__WHAT IS REQUIRED__: Repeat the lines that follow, leaving nothing out.

__SUPPLIED DATA__:
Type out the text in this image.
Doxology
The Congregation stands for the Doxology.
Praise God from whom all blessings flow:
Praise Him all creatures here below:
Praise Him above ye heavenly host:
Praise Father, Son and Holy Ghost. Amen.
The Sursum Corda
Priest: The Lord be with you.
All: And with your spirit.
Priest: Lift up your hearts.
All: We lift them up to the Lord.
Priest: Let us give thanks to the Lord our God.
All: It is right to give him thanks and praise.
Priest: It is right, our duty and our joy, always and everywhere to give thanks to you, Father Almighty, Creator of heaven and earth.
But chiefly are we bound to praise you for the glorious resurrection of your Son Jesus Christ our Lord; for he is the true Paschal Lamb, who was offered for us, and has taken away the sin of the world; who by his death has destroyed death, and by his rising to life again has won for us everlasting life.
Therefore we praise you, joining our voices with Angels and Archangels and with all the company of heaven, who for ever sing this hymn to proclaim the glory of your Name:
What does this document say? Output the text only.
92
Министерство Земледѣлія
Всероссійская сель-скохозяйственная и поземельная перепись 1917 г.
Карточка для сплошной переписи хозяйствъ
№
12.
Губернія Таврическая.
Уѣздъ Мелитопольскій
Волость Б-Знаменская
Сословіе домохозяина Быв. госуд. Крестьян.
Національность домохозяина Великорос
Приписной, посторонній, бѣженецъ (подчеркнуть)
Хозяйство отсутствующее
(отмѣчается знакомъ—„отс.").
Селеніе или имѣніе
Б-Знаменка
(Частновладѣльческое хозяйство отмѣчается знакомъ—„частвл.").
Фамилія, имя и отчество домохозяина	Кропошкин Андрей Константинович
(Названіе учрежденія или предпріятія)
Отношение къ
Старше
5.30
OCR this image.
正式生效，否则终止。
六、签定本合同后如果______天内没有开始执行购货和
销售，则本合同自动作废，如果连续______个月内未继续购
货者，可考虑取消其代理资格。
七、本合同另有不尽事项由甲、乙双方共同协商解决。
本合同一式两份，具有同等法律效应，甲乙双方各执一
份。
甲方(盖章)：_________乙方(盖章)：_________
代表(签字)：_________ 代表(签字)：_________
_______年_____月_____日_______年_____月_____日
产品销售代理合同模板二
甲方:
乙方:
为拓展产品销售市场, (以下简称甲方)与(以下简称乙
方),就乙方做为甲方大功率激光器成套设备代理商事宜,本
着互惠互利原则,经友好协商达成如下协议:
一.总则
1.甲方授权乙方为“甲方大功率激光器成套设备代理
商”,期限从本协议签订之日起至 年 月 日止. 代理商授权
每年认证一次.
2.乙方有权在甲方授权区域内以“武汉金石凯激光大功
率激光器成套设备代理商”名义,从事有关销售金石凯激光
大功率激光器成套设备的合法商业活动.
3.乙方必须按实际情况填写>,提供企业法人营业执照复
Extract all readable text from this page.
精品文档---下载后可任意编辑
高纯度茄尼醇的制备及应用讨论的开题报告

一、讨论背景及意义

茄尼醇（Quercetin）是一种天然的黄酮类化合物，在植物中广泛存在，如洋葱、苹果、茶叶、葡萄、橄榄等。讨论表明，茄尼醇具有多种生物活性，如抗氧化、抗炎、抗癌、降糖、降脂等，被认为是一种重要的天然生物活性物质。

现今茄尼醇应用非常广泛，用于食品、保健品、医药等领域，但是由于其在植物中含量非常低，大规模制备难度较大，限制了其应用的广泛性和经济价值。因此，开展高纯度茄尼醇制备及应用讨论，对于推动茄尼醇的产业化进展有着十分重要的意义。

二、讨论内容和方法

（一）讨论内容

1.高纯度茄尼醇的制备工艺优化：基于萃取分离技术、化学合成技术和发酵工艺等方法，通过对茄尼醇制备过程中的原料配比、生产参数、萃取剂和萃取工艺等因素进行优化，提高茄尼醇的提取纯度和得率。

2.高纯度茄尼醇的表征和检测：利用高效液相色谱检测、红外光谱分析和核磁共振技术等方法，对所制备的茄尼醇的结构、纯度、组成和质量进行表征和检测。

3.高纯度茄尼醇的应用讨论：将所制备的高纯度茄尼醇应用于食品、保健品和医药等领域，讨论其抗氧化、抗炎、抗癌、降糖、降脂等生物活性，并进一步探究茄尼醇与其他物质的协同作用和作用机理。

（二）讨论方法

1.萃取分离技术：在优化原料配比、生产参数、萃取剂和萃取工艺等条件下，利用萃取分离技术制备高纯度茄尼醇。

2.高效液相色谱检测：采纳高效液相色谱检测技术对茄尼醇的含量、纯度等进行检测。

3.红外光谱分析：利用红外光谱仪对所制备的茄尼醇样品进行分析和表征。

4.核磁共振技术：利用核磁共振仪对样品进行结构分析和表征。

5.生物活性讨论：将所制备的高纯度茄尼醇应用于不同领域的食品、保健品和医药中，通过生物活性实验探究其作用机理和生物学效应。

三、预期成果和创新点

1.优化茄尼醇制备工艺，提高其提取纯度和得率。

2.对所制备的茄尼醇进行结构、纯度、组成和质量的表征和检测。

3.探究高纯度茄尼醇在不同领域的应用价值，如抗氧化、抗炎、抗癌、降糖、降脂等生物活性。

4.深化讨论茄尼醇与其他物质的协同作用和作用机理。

__TASK ANSWER__:
Type out the text in this image.
Doxology
The Congregation stands for the Doxology.
Praise God from whom all blessings flow:
Praise Him all creatures here below:
Praise Him above ye heavenly host:
Praise Father, Son and Holy Ghost. Amen.
The Sursum Corda
Priest: The Lord be with you.
All: And with your spirit.
Priest: Lift up your hearts.
All: We lift them up to the Lord.
Priest: Let us give thanks to the Lord our God.
All: It is right to give him thanks and praise.
Priest: It is right, our duty and our joy, always and everywhere to give thanks to you, Father Almighty, Creator of heaven and earth.
But chiefly are we bound to praise you for the glorious resurrection of your Son Jesus Christ our Lord; for he is the true Paschal Lamb, who was offered for us, and has taken away the sin of the world; who by his death has destroyed death, and by his rising to life again has won for us everlasting life.
Therefore we praise you, joining our voices with Angels and Archangels and with all the company of heaven, who for ever sing this hymn to proclaim the glory of your Name:
What does this document say? Output the text only.
92
Министерство Земледѣлія
Всероссійская сель-скохозяйственная и поземельная перепись 1917 г.
Карточка для сплошной переписи хозяйствъ
№
12.
Губернія Таврическая.
Уѣздъ Мелитопольскій
Волость Б-Знаменская
Сословіе домохозяина Быв. госуд. Крестьян.
Національность домохозяина Великорос
Приписной, посторонній, бѣженецъ (подчеркнуть)
Хозяйство отсутствующее
(отмѣчается знакомъ—„отс.").
Селеніе или имѣніе
Б-Знаменка
(Частновладѣльческое хозяйство отмѣчается знакомъ—„частвл.").
Фамилія, имя и отчество домохозяина	Кропошкин Андрей Константинович
(Названіе учрежденія или предпріятія)
Отношение къ
Старше
5.30
OCR this image.
正式生效，否则终止。
六、签定本合同后如果______天内没有开始执行购货和
销售，则本合同自动作废，如果连续______个月内未继续购
货者，可考虑取消其代理资格。
七、本合同另有不尽事项由甲、乙双方共同协商解决。
本合同一式两份，具有同等法律效应，甲乙双方各执一
份。
甲方(盖章)：_________乙方(盖章)：_________
代表(签字)：_________ 代表(签字)：_________
_______年_____月_____日_______年_____月_____日
产品销售代理合同模板二
甲方:
乙方:
为拓展产品销售市场, (以下简称甲方)与(以下简称乙
方),就乙方做为甲方大功率激光器成套设备代理商事宜,本
着互惠互利原则,经友好协商达成如下协议:
一.总则
1.甲方授权乙方为“甲方大功率激光器成套设备代理
商”,期限从本协议签订之日起至 年 月 日止. 代理商授权
每年认证一次.
2.乙方有权在甲方授权区域内以“武汉金石凯激光大功
率激光器成套设备代理商”名义,从事有关销售金石凯激光
大功率激光器成套设备的合法商业活动.
3.乙方必须按实际情况填写>,提供企业法人营业执照复
Extract all readable text from this page.
精品文档---下载后可任意编辑
高纯度茄尼醇的制备及应用讨论的开题报告

一、讨论背景及意义

茄尼醇（Quercetin）是一种天然的黄酮类化合物，在植物中广泛存在，如洋葱、苹果、茶叶、葡萄、橄榄等。讨论表明，茄尼醇具有多种生物活性，如抗氧化、抗炎、抗癌、降糖、降脂等，被认为是一种重要的天然生物活性物质。

现今茄尼醇应用非常广泛，用于食品、保健品、医药等领域，但是由于其在植物中含量非常低，大规模制备难度较大，限制了其应用的广泛性和经济价值。因此，开展高纯度茄尼醇制备及应用讨论，对于推动茄尼醇的产业化进展有着十分重要的意义。

二、讨论内容和方法

（一）讨论内容

1.高纯度茄尼醇的制备工艺优化：基于萃取分离技术、化学合成技术和发酵工艺等方法，通过对茄尼醇制备过程中的原料配比、生产参数、萃取剂和萃取工艺等因素进行优化，提高茄尼醇的提取纯度和得率。

2.高纯度茄尼醇的表征和检测：利用高效液相色谱检测、红外光谱分析和核磁共振技术等方法，对所制备的茄尼醇的结构、纯度、组成和质量进行表征和检测。

3.高纯度茄尼醇的应用讨论：将所制备的高纯度茄尼醇应用于食品、保健品和医药等领域，讨论其抗氧化、抗炎、抗癌、降糖、降脂等生物活性，并进一步探究茄尼醇与其他物质的协同作用和作用机理。

（二）讨论方法

1.萃取分离技术：在优化原料配比、生产参数、萃取剂和萃取工艺等条件下，利用萃取分离技术制备高纯度茄尼醇。

2.高效液相色谱检测：采纳高效液相色谱检测技术对茄尼醇的含量、纯度等进行检测。

3.红外光谱分析：利用红外光谱仪对所制备的茄尼醇样品进行分析和表征。

4.核磁共振技术：利用核磁共振仪对样品进行结构分析和表征。

5.生物活性讨论：将所制备的高纯度茄尼醇应用于不同领域的食品、保健品和医药中，通过生物活性实验探究其作用机理和生物学效应。

三、预期成果和创新点

1.优化茄尼醇制备工艺，提高其提取纯度和得率。

2.对所制备的茄尼醇进行结构、纯度、组成和质量的表征和检测。

3.探究高纯度茄尼醇在不同领域的应用价值，如抗氧化、抗炎、抗癌、降糖、降脂等生物活性。

4.深化讨论茄尼醇与其他物质的协同作用和作用机理。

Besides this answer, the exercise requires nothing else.